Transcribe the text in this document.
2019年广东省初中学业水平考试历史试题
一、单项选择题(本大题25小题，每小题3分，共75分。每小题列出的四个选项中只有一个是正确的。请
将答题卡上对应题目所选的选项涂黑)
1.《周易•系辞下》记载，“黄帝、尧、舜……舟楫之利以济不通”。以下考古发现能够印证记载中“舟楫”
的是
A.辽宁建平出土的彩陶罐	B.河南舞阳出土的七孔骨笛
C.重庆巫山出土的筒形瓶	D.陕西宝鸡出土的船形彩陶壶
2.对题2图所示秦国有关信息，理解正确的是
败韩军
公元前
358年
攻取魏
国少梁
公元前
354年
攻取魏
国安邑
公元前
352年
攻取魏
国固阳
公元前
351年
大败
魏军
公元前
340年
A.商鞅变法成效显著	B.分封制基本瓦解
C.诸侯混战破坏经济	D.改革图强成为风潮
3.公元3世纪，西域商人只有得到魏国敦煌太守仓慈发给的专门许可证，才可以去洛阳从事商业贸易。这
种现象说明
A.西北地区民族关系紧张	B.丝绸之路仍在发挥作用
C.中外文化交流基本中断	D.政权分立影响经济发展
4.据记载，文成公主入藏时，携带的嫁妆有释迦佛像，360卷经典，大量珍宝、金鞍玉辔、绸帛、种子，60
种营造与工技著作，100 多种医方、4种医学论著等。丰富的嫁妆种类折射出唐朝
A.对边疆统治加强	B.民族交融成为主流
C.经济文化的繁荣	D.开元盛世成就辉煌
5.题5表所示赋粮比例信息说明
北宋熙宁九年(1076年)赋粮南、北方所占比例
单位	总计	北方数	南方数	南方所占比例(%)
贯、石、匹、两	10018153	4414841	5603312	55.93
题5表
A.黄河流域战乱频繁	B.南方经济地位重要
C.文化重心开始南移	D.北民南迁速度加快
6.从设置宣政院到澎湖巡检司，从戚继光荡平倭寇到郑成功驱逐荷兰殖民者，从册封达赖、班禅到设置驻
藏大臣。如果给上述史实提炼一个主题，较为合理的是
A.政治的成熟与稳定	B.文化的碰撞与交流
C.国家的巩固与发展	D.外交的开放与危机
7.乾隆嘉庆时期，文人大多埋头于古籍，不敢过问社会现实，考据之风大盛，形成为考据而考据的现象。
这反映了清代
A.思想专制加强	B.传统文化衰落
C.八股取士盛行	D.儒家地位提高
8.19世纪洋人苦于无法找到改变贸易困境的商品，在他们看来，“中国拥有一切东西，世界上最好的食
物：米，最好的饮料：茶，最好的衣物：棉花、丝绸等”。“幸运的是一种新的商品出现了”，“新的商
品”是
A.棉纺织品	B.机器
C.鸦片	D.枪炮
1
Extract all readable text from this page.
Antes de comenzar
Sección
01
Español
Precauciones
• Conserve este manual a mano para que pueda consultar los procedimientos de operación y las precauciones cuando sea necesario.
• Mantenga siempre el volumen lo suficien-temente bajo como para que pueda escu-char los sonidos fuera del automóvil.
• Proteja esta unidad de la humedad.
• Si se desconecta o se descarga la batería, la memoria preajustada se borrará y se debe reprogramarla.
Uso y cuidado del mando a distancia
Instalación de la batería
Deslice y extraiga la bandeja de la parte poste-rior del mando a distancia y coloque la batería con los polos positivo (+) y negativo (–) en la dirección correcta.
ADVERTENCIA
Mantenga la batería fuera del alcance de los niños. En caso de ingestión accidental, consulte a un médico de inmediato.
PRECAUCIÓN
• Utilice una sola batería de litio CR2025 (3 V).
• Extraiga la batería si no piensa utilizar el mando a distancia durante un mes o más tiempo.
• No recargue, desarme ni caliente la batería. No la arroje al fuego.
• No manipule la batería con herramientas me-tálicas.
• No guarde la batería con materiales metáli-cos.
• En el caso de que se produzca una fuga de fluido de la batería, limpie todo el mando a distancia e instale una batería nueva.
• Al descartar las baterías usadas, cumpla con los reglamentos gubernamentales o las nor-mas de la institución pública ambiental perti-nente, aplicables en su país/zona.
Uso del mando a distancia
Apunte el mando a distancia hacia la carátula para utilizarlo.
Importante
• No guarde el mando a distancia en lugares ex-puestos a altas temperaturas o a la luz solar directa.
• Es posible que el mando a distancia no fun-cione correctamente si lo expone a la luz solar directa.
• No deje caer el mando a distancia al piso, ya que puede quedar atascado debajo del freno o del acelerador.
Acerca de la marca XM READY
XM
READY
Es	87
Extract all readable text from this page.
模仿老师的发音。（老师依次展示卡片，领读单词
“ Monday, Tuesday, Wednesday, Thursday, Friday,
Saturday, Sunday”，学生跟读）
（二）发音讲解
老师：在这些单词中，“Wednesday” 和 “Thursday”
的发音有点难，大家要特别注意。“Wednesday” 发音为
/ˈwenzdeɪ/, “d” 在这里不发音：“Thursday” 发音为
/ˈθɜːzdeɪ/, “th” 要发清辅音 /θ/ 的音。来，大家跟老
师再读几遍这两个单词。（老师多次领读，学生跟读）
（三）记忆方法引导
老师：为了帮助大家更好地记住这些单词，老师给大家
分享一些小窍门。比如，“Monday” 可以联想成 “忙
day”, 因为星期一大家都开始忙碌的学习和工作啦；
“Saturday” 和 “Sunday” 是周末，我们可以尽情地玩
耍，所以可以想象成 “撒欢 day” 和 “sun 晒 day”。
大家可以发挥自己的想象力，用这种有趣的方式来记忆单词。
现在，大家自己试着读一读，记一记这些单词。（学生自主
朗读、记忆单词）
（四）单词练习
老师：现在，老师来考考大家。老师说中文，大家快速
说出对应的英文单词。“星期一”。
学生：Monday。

——————————

* **TO DO**: Gather up every line in the data above that contains the word "学生跟读", copying each one.

* **EXPECTED ANSWER**:
Saturday, Sunday”，学生跟读）
师再读几遍这两个单词。（老师多次领读，学生跟读）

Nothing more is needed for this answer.